● DATA RECORDS:
________________________

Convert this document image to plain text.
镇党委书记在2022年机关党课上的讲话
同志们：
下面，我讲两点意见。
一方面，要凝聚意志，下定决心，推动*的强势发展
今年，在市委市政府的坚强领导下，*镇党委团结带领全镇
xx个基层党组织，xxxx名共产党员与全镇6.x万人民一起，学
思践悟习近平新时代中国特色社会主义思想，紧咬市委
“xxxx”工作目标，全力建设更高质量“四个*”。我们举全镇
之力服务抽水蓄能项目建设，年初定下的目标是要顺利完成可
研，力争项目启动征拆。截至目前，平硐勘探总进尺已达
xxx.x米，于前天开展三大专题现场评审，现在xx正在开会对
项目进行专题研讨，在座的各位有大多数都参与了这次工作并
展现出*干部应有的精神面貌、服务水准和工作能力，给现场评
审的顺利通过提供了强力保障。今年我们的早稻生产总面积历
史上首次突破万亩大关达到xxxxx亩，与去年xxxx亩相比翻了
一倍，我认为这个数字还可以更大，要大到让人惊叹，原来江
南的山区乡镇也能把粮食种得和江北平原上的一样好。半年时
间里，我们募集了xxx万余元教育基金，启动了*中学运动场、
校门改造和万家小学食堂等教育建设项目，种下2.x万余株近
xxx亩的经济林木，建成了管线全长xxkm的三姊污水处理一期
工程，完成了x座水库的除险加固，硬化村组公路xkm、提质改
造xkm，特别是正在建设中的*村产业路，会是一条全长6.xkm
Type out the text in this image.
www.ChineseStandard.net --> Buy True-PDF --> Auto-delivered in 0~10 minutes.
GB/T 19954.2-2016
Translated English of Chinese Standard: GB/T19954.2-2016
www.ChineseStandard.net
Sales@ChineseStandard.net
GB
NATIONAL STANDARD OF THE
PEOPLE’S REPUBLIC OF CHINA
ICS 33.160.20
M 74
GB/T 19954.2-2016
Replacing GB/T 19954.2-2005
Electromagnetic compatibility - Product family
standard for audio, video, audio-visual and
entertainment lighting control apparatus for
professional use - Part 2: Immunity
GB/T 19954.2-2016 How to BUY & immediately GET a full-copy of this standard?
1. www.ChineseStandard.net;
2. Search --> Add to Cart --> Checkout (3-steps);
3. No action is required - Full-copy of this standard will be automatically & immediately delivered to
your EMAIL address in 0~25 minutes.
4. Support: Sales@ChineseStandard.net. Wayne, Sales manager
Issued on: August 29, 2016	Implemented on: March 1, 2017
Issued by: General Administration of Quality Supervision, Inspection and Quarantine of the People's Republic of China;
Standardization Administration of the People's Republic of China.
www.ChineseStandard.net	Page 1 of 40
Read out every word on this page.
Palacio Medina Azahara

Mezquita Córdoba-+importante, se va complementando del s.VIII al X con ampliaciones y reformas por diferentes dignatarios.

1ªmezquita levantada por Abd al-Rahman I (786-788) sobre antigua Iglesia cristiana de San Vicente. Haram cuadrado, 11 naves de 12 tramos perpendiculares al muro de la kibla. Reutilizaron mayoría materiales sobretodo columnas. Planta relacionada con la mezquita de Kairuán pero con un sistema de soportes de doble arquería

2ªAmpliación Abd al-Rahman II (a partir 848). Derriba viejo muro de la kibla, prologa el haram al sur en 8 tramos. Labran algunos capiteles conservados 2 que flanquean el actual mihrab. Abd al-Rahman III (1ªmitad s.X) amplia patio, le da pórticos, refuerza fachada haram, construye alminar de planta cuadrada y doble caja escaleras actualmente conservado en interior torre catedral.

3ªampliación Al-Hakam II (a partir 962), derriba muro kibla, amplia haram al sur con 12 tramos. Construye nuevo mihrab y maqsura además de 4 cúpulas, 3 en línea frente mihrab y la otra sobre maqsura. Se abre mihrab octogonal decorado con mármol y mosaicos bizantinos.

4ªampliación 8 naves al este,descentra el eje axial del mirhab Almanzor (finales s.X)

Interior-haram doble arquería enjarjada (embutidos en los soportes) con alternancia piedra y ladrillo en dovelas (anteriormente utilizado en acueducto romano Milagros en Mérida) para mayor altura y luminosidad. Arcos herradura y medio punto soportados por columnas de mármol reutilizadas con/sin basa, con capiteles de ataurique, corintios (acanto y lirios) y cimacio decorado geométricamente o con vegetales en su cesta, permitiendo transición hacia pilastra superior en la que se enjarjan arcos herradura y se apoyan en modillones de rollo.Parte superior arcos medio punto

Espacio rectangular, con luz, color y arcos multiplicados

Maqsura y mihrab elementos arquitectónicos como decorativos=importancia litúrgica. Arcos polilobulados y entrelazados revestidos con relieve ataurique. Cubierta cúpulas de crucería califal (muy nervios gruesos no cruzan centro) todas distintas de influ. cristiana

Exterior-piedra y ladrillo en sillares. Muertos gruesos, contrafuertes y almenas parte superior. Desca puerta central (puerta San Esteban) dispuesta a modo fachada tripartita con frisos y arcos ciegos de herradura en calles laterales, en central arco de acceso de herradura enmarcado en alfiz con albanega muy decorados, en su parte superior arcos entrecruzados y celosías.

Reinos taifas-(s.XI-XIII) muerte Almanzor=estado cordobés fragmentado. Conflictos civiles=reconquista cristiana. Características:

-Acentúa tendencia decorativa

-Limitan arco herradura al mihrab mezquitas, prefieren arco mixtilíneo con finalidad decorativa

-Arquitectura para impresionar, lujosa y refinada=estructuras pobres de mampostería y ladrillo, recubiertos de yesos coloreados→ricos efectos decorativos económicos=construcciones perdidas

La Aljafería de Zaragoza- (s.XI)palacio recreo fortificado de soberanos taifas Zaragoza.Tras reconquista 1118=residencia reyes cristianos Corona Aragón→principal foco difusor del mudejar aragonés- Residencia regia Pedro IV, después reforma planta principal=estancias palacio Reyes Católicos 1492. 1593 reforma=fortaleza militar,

________________________

● TASK DESCRIPTION: Reproduce the material exactly, with every line intact.

● EXERCISE RESULT:
Convert this document image to plain text.
镇党委书记在2022年机关党课上的讲话
同志们：
下面，我讲两点意见。
一方面，要凝聚意志，下定决心，推动*的强势发展
今年，在市委市政府的坚强领导下，*镇党委团结带领全镇
xx个基层党组织，xxxx名共产党员与全镇6.x万人民一起，学
思践悟习近平新时代中国特色社会主义思想，紧咬市委
“xxxx”工作目标，全力建设更高质量“四个*”。我们举全镇
之力服务抽水蓄能项目建设，年初定下的目标是要顺利完成可
研，力争项目启动征拆。截至目前，平硐勘探总进尺已达
xxx.x米，于前天开展三大专题现场评审，现在xx正在开会对
项目进行专题研讨，在座的各位有大多数都参与了这次工作并
展现出*干部应有的精神面貌、服务水准和工作能力，给现场评
审的顺利通过提供了强力保障。今年我们的早稻生产总面积历
史上首次突破万亩大关达到xxxxx亩，与去年xxxx亩相比翻了
一倍，我认为这个数字还可以更大，要大到让人惊叹，原来江
南的山区乡镇也能把粮食种得和江北平原上的一样好。半年时
间里，我们募集了xxx万余元教育基金，启动了*中学运动场、
校门改造和万家小学食堂等教育建设项目，种下2.x万余株近
xxx亩的经济林木，建成了管线全长xxkm的三姊污水处理一期
工程，完成了x座水库的除险加固，硬化村组公路xkm、提质改
造xkm，特别是正在建设中的*村产业路，会是一条全长6.xkm
Type out the text in this image.
www.ChineseStandard.net --> Buy True-PDF --> Auto-delivered in 0~10 minutes.
GB/T 19954.2-2016
Translated English of Chinese Standard: GB/T19954.2-2016
www.ChineseStandard.net
Sales@ChineseStandard.net
GB
NATIONAL STANDARD OF THE
PEOPLE’S REPUBLIC OF CHINA
ICS 33.160.20
M 74
GB/T 19954.2-2016
Replacing GB/T 19954.2-2005
Electromagnetic compatibility - Product family
standard for audio, video, audio-visual and
entertainment lighting control apparatus for
professional use - Part 2: Immunity
GB/T 19954.2-2016 How to BUY & immediately GET a full-copy of this standard?
1. www.ChineseStandard.net;
2. Search --> Add to Cart --> Checkout (3-steps);
3. No action is required - Full-copy of this standard will be automatically & immediately delivered to
your EMAIL address in 0~25 minutes.
4. Support: Sales@ChineseStandard.net. Wayne, Sales manager
Issued on: August 29, 2016	Implemented on: March 1, 2017
Issued by: General Administration of Quality Supervision, Inspection and Quarantine of the People's Republic of China;
Standardization Administration of the People's Republic of China.
www.ChineseStandard.net	Page 1 of 40
Read out every word on this page.
Palacio Medina Azahara

Mezquita Córdoba-+importante, se va complementando del s.VIII al X con ampliaciones y reformas por diferentes dignatarios.

1ªmezquita levantada por Abd al-Rahman I (786-788) sobre antigua Iglesia cristiana de San Vicente. Haram cuadrado, 11 naves de 12 tramos perpendiculares al muro de la kibla. Reutilizaron mayoría materiales sobretodo columnas. Planta relacionada con la mezquita de Kairuán pero con un sistema de soportes de doble arquería

2ªAmpliación Abd al-Rahman II (a partir 848). Derriba viejo muro de la kibla, prologa el haram al sur en 8 tramos. Labran algunos capiteles conservados 2 que flanquean el actual mihrab. Abd al-Rahman III (1ªmitad s.X) amplia patio, le da pórticos, refuerza fachada haram, construye alminar de planta cuadrada y doble caja escaleras actualmente conservado en interior torre catedral.

3ªampliación Al-Hakam II (a partir 962), derriba muro kibla, amplia haram al sur con 12 tramos. Construye nuevo mihrab y maqsura además de 4 cúpulas, 3 en línea frente mihrab y la otra sobre maqsura. Se abre mihrab octogonal decorado con mármol y mosaicos bizantinos.

4ªampliación 8 naves al este,descentra el eje axial del mirhab Almanzor (finales s.X)

Interior-haram doble arquería enjarjada (embutidos en los soportes) con alternancia piedra y ladrillo en dovelas (anteriormente utilizado en acueducto romano Milagros en Mérida) para mayor altura y luminosidad. Arcos herradura y medio punto soportados por columnas de mármol reutilizadas con/sin basa, con capiteles de ataurique, corintios (acanto y lirios) y cimacio decorado geométricamente o con vegetales en su cesta, permitiendo transición hacia pilastra superior en la que se enjarjan arcos herradura y se apoyan en modillones de rollo.Parte superior arcos medio punto

Espacio rectangular, con luz, color y arcos multiplicados

Maqsura y mihrab elementos arquitectónicos como decorativos=importancia litúrgica. Arcos polilobulados y entrelazados revestidos con relieve ataurique. Cubierta cúpulas de crucería califal (muy nervios gruesos no cruzan centro) todas distintas de influ. cristiana

Exterior-piedra y ladrillo en sillares. Muertos gruesos, contrafuertes y almenas parte superior. Desca puerta central (puerta San Esteban) dispuesta a modo fachada tripartita con frisos y arcos ciegos de herradura en calles laterales, en central arco de acceso de herradura enmarcado en alfiz con albanega muy decorados, en su parte superior arcos entrecruzados y celosías.

Reinos taifas-(s.XI-XIII) muerte Almanzor=estado cordobés fragmentado. Conflictos civiles=reconquista cristiana. Características:

-Acentúa tendencia decorativa

-Limitan arco herradura al mihrab mezquitas, prefieren arco mixtilíneo con finalidad decorativa

-Arquitectura para impresionar, lujosa y refinada=estructuras pobres de mampostería y ladrillo, recubiertos de yesos coloreados→ricos efectos decorativos económicos=construcciones perdidas

La Aljafería de Zaragoza- (s.XI)palacio recreo fortificado de soberanos taifas Zaragoza.Tras reconquista 1118=residencia reyes cristianos Corona Aragón→principal foco difusor del mudejar aragonés- Residencia regia Pedro IV, después reforma planta principal=estancias palacio Reyes Católicos 1492. 1593 reforma=fortaleza militar,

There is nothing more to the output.